THE TASK
It is required that all of the data be written out exactly.

MATERIAL FOR THIS TASK
****************
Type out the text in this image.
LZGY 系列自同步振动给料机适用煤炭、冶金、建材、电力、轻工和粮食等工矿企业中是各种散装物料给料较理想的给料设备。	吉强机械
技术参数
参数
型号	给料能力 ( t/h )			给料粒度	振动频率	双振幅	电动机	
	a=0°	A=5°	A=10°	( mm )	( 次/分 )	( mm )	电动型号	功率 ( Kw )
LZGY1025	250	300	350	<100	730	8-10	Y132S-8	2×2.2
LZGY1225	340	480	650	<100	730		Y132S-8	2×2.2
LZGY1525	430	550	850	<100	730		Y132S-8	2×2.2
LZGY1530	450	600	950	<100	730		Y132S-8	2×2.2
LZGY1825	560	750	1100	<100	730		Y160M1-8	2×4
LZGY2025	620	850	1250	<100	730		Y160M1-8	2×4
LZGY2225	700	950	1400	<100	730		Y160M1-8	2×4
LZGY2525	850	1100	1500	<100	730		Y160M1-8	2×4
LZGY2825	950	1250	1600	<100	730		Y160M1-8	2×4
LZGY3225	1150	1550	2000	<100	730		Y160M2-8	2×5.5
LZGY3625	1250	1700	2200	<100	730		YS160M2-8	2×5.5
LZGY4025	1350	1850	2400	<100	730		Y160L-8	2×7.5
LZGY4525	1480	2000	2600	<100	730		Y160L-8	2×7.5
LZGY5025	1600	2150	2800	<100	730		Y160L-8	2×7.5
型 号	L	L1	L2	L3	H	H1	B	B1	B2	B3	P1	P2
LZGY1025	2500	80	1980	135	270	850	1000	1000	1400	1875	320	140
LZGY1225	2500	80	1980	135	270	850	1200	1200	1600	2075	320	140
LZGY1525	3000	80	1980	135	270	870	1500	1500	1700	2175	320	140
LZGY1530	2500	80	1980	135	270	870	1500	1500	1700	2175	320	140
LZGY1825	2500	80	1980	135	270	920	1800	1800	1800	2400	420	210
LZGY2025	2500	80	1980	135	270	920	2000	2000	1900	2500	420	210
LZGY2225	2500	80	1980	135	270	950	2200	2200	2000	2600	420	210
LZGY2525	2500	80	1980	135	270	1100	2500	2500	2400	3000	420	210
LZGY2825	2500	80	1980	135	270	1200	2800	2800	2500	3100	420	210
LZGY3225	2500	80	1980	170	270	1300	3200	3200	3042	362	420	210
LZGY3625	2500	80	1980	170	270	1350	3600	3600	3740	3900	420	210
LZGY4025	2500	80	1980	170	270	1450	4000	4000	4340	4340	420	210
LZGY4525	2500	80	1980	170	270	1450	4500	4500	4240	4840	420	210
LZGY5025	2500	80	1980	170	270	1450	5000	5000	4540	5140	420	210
****************
RESULT FOR THIS EXERCISE
Type out the text in this image.
LZGY 系列自同步振动给料机适用煤炭、冶金、建材、电力、轻工和粮食等工矿企业中是各种散装物料给料较理想的给料设备。	吉强机械
技术参数
参数
型号	给料能力 ( t/h )			给料粒度	振动频率	双振幅	电动机	
	a=0°	A=5°	A=10°	( mm )	( 次/分 )	( mm )	电动型号	功率 ( Kw )
LZGY1025	250	300	350	<100	730	8-10	Y132S-8	2×2.2
LZGY1225	340	480	650	<100	730		Y132S-8	2×2.2
LZGY1525	430	550	850	<100	730		Y132S-8	2×2.2
LZGY1530	450	600	950	<100	730		Y132S-8	2×2.2
LZGY1825	560	750	1100	<100	730		Y160M1-8	2×4
LZGY2025	620	850	1250	<100	730		Y160M1-8	2×4
LZGY2225	700	950	1400	<100	730		Y160M1-8	2×4
LZGY2525	850	1100	1500	<100	730		Y160M1-8	2×4
LZGY2825	950	1250	1600	<100	730		Y160M1-8	2×4
LZGY3225	1150	1550	2000	<100	730		Y160M2-8	2×5.5
LZGY3625	1250	1700	2200	<100	730		YS160M2-8	2×5.5
LZGY4025	1350	1850	2400	<100	730		Y160L-8	2×7.5
LZGY4525	1480	2000	2600	<100	730		Y160L-8	2×7.5
LZGY5025	1600	2150	2800	<100	730		Y160L-8	2×7.5
型 号	L	L1	L2	L3	H	H1	B	B1	B2	B3	P1	P2
LZGY1025	2500	80	1980	135	270	850	1000	1000	1400	1875	320	140
LZGY1225	2500	80	1980	135	270	850	1200	1200	1600	2075	320	140
LZGY1525	3000	80	1980	135	270	870	1500	1500	1700	2175	320	140
LZGY1530	2500	80	1980	135	270	870	1500	1500	1700	2175	320	140
LZGY1825	2500	80	1980	135	270	920	1800	1800	1800	2400	420	210
LZGY2025	2500	80	1980	135	270	920	2000	2000	1900	2500	420	210
LZGY2225	2500	80	1980	135	270	950	2200	2200	2000	2600	420	210
LZGY2525	2500	80	1980	135	270	1100	2500	2500	2400	3000	420	210
LZGY2825	2500	80	1980	135	270	1200	2800	2800	2500	3100	420	210
LZGY3225	2500	80	1980	170	270	1300	3200	3200	3042	362	420	210
LZGY3625	2500	80	1980	170	270	1350	3600	3600	3740	3900	420	210
LZGY4025	2500	80	1980	170	270	1450	4000	4000	4340	4340	420	210
LZGY4525	2500	80	1980	170	270	1450	4500	4500	4240	4840	420	210
LZGY5025	2500	80	1980	170	270	1450	5000	5000	4540	5140	420	210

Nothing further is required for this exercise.